## Given records
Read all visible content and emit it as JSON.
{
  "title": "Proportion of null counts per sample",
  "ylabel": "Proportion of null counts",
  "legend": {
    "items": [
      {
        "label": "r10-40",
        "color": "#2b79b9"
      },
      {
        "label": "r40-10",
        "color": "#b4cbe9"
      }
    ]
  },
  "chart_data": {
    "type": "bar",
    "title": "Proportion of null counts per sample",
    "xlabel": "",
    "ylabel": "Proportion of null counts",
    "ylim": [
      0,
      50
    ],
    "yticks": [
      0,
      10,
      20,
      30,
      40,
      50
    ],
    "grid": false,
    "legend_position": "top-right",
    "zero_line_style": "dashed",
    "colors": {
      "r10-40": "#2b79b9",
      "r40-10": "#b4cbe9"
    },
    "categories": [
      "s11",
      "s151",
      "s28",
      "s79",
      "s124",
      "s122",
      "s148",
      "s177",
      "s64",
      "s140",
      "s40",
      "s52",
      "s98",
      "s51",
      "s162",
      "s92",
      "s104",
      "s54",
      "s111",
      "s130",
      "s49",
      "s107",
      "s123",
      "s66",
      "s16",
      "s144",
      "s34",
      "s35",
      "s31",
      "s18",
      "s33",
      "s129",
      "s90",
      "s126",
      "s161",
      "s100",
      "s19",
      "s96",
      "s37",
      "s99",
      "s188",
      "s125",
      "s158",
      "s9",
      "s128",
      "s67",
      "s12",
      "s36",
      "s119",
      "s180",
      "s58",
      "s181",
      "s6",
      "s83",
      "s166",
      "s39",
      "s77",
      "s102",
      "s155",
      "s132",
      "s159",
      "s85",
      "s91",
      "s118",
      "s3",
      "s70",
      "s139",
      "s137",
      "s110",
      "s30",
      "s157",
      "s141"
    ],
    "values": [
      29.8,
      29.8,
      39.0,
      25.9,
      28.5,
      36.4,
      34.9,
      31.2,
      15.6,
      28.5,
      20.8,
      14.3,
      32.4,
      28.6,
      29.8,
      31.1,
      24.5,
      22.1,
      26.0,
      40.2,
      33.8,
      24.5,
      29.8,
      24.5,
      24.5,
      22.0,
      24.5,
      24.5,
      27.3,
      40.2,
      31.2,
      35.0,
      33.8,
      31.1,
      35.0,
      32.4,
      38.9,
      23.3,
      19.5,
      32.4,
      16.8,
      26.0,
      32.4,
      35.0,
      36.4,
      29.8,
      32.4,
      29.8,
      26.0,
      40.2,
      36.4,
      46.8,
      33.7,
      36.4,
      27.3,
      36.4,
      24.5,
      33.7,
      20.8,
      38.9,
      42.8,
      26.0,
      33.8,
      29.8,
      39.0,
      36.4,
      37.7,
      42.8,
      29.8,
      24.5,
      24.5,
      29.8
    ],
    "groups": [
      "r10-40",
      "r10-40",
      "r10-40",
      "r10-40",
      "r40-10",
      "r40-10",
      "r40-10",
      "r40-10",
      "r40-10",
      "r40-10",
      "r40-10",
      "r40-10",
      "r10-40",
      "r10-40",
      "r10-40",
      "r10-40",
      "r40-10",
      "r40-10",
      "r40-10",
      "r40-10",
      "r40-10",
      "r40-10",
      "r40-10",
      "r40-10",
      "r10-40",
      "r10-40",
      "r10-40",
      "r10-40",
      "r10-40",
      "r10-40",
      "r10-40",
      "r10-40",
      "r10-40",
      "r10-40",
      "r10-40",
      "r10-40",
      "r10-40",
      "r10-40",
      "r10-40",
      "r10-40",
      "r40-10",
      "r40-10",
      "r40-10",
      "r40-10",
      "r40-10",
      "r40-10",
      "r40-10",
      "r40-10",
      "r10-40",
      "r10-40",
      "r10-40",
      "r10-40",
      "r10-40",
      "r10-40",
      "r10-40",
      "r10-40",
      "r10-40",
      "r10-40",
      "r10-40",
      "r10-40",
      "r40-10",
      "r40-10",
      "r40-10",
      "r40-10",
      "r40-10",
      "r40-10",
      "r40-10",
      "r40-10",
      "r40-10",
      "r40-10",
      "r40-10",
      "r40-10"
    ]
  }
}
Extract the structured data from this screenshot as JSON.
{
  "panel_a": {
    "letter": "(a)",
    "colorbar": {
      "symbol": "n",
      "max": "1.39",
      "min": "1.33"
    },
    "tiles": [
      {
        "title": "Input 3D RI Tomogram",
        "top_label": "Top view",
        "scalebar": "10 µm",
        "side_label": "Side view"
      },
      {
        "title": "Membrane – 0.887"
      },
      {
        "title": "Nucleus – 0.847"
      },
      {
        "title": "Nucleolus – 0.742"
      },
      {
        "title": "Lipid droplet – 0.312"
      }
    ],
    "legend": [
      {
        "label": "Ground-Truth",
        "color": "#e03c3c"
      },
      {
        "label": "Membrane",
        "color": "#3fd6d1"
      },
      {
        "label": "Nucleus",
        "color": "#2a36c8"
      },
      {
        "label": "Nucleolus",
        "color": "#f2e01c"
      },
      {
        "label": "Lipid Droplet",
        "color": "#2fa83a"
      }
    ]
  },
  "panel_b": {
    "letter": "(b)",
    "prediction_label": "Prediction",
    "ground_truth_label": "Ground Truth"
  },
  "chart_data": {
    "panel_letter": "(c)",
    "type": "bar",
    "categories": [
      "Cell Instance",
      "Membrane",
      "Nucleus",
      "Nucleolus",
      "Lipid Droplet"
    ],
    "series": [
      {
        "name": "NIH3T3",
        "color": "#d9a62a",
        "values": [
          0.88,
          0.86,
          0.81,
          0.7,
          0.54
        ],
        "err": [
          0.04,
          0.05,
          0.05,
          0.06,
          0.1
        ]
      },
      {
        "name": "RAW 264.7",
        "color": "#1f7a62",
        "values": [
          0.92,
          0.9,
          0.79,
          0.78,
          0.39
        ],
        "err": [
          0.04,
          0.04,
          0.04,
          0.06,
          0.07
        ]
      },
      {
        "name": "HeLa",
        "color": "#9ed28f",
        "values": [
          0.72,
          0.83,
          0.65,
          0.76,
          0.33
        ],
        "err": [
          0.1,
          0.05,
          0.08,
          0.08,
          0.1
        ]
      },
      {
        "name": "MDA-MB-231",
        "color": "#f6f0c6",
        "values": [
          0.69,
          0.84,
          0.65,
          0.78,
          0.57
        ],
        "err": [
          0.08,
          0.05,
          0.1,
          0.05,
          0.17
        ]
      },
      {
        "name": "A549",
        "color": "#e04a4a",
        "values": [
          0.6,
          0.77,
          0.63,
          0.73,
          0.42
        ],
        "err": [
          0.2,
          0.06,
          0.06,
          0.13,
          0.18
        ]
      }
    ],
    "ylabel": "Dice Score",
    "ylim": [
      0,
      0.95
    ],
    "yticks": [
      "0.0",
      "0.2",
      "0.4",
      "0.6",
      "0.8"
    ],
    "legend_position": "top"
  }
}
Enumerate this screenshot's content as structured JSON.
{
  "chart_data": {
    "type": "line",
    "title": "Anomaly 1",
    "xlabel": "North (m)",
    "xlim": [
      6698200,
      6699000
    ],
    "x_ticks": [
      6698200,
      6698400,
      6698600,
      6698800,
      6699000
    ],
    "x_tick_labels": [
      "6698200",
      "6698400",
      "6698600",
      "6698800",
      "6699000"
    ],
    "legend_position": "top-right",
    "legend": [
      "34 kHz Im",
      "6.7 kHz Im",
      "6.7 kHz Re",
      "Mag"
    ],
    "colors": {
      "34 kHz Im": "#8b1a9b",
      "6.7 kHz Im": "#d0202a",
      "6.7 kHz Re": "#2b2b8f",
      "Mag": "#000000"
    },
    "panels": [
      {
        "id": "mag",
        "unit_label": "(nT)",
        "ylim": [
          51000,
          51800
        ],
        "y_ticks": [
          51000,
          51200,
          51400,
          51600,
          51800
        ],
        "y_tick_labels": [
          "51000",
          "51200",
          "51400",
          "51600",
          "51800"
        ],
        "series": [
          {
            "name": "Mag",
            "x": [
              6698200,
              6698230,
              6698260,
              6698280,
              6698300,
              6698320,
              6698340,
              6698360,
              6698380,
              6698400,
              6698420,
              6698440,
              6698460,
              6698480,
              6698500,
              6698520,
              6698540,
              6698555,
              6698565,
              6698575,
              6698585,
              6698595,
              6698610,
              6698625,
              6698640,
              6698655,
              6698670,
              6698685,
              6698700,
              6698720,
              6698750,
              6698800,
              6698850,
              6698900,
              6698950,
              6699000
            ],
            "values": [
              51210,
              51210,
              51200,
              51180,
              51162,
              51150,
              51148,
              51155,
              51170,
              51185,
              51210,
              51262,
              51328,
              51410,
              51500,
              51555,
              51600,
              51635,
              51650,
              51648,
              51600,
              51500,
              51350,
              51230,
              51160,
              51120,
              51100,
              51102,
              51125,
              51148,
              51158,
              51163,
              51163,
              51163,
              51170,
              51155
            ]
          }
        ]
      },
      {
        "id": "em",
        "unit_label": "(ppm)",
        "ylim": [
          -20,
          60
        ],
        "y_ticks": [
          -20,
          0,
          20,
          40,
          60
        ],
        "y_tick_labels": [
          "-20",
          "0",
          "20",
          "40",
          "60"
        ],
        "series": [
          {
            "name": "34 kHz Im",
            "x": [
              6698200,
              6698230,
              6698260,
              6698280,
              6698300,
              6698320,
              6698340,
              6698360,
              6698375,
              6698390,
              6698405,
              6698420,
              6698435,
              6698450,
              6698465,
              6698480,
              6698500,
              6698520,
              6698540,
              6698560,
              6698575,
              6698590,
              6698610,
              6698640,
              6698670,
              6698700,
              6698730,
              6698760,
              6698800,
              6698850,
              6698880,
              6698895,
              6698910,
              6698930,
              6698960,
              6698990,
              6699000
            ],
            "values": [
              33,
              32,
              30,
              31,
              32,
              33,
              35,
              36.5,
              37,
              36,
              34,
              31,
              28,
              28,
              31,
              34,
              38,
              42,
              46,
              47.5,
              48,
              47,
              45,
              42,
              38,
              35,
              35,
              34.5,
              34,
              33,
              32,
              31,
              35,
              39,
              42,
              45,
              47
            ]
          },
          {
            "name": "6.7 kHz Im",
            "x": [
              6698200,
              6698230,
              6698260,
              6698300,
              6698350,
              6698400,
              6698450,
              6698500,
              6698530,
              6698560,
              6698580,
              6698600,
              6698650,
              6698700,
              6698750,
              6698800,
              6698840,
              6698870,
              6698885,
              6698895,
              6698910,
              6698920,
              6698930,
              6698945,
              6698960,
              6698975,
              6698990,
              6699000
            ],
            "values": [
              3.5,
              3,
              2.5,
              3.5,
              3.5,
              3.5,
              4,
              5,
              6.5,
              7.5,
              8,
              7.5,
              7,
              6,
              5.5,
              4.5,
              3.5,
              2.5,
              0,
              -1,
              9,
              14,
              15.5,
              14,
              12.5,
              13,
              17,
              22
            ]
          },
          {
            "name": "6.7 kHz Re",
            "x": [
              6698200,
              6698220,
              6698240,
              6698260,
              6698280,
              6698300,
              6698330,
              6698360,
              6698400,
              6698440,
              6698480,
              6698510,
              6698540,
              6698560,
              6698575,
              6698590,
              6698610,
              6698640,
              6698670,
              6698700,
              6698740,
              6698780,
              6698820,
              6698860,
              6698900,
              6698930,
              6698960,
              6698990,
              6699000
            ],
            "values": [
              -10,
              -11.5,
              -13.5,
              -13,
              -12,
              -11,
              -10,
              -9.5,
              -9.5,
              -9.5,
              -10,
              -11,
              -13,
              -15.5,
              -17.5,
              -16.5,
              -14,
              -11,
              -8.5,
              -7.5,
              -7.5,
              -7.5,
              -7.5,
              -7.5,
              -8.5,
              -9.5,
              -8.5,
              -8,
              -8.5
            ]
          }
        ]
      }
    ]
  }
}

## Task details
In the material above, show every line where the word "Lipid" turns up.

## Exercise output
        "title": "Lipid droplet – 0.312"
        "label": "Lipid Droplet",
      "Lipid Droplet"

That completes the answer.